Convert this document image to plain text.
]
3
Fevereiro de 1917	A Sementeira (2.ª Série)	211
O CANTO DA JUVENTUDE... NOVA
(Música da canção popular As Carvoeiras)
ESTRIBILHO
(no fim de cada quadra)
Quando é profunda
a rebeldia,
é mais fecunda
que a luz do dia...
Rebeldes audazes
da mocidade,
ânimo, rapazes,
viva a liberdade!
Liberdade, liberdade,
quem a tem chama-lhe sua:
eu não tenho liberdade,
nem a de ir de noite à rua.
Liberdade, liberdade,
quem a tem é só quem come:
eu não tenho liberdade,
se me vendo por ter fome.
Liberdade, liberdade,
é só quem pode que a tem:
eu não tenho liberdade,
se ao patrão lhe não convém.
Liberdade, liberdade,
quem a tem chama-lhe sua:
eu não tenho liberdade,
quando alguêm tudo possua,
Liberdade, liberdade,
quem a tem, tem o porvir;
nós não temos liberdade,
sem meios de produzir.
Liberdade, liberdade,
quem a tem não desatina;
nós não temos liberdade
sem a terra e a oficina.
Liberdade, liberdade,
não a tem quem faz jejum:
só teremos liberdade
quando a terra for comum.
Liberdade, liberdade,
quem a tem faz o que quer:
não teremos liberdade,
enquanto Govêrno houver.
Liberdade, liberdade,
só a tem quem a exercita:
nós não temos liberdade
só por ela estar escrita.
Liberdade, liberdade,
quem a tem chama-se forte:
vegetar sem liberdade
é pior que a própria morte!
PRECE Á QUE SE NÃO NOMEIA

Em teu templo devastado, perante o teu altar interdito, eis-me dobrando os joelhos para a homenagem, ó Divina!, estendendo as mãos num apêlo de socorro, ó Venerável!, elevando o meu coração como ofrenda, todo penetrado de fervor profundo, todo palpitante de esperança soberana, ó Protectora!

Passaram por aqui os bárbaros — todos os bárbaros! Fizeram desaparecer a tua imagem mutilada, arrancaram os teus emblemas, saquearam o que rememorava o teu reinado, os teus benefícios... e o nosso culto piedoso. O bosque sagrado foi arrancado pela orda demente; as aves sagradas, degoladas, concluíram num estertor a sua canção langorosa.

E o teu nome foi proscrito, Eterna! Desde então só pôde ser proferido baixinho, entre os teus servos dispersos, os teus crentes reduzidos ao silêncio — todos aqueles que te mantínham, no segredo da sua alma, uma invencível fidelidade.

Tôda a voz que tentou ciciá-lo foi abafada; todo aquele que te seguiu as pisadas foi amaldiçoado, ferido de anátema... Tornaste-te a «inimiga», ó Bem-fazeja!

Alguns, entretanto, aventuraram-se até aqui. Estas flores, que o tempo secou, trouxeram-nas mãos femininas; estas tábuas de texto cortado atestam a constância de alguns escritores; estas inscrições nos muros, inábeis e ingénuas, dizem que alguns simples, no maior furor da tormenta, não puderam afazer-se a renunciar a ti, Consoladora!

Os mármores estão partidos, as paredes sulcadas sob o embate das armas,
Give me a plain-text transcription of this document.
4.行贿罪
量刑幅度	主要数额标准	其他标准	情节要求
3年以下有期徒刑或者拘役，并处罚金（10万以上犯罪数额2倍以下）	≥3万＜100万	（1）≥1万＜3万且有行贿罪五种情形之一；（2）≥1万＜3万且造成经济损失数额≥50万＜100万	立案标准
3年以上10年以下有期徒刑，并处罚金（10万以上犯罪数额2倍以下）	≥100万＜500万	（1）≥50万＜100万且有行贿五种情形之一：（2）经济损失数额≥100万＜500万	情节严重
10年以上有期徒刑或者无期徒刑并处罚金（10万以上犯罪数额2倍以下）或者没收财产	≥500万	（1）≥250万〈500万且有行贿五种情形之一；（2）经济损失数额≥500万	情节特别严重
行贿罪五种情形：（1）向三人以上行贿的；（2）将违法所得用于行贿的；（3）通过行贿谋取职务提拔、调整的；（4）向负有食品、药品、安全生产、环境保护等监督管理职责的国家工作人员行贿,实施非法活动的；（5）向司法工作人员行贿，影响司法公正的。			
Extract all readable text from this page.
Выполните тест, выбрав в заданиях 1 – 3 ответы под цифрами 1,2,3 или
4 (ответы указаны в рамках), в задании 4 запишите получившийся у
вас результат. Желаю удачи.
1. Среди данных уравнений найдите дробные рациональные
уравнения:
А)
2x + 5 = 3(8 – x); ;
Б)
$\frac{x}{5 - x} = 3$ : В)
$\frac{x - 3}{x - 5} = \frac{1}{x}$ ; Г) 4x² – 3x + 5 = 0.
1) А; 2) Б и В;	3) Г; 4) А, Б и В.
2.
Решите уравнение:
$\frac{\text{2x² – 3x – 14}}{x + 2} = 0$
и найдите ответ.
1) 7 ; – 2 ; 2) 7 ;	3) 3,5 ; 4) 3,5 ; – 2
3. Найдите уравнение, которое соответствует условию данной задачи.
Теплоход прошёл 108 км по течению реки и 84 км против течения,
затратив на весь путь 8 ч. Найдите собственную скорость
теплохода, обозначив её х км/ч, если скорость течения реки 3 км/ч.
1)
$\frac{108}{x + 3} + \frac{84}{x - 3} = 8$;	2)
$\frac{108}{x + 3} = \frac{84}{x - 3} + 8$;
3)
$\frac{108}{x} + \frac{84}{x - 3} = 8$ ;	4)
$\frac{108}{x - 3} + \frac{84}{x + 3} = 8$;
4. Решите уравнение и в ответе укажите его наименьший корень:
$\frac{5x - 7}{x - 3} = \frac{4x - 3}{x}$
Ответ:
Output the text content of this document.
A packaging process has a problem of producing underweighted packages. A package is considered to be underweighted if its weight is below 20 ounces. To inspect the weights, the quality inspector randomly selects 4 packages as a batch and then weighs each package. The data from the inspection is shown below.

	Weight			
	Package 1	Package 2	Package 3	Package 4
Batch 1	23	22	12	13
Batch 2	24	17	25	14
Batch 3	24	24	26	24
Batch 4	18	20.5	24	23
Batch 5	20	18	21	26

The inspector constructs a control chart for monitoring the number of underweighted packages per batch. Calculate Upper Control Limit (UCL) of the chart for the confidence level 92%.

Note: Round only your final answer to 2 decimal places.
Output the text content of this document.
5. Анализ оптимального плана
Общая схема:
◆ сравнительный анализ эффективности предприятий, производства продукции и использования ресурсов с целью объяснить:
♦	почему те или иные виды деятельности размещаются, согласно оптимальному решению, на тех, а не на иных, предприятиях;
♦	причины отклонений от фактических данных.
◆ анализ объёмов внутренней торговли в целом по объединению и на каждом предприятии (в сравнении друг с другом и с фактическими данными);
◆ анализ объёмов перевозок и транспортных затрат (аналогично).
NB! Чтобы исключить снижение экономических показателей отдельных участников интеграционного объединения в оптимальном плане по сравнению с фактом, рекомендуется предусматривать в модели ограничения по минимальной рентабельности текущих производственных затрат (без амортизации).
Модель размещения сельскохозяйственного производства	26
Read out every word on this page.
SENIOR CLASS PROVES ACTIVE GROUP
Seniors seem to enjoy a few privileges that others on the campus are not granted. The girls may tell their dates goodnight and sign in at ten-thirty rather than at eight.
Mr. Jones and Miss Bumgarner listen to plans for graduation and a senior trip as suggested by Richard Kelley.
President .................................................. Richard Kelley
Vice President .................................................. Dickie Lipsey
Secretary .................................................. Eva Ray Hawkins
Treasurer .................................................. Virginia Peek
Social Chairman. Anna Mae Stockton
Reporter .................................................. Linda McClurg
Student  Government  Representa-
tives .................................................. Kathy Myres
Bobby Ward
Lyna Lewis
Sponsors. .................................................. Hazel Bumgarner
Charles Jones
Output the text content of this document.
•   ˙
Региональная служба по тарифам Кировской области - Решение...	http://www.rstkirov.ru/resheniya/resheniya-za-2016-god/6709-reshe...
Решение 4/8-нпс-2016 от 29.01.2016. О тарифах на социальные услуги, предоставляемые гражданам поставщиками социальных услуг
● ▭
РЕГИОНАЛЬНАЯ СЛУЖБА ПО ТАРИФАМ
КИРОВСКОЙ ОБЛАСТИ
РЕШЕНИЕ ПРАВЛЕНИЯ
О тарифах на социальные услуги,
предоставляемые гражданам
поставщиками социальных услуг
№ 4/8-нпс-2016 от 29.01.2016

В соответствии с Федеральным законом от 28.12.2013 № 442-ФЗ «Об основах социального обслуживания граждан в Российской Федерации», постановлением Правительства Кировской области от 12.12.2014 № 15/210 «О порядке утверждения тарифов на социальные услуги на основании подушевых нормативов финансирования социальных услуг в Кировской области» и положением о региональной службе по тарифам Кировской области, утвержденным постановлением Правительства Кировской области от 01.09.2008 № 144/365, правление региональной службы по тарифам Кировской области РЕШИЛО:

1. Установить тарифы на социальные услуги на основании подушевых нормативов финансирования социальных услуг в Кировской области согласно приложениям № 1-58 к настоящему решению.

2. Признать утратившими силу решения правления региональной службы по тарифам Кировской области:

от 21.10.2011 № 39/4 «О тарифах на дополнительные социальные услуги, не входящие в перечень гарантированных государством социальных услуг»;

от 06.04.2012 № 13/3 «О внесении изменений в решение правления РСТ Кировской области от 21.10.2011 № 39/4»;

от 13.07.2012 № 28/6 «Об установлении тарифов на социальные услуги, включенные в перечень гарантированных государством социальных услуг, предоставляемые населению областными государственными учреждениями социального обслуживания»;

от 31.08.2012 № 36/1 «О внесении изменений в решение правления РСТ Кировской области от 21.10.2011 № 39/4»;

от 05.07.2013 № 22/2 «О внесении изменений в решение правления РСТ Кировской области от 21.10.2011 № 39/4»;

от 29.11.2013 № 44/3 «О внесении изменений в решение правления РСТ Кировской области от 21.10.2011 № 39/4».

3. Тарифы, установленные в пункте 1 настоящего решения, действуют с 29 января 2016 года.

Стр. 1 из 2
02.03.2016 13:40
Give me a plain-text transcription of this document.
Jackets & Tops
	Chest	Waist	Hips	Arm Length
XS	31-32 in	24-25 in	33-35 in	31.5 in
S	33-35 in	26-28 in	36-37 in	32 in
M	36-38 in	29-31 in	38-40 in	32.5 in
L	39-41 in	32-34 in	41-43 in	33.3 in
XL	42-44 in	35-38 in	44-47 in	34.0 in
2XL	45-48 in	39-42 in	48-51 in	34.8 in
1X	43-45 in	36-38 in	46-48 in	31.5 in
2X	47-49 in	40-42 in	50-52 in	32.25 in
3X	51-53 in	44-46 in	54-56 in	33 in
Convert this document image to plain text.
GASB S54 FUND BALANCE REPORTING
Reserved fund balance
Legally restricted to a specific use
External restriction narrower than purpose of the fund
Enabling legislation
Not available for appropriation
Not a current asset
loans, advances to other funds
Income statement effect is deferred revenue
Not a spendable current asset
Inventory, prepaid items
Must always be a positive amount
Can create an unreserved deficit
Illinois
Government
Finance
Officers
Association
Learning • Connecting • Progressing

Problem description. Search the listing above for the string "изменений". Copy every line that contains it.

Answer to this problem.
от 06.04.2012 № 13/3 «О внесении изменений в решение правления РСТ Кировской области от 21.10.2011 № 39/4»;
от 31.08.2012 № 36/1 «О внесении изменений в решение правления РСТ Кировской области от 21.10.2011 № 39/4»;
от 05.07.2013 № 22/2 «О внесении изменений в решение правления РСТ Кировской области от 21.10.2011 № 39/4»;
от 29.11.2013 № 44/3 «О внесении изменений в решение правления РСТ Кировской области от 21.10.2011 № 39/4».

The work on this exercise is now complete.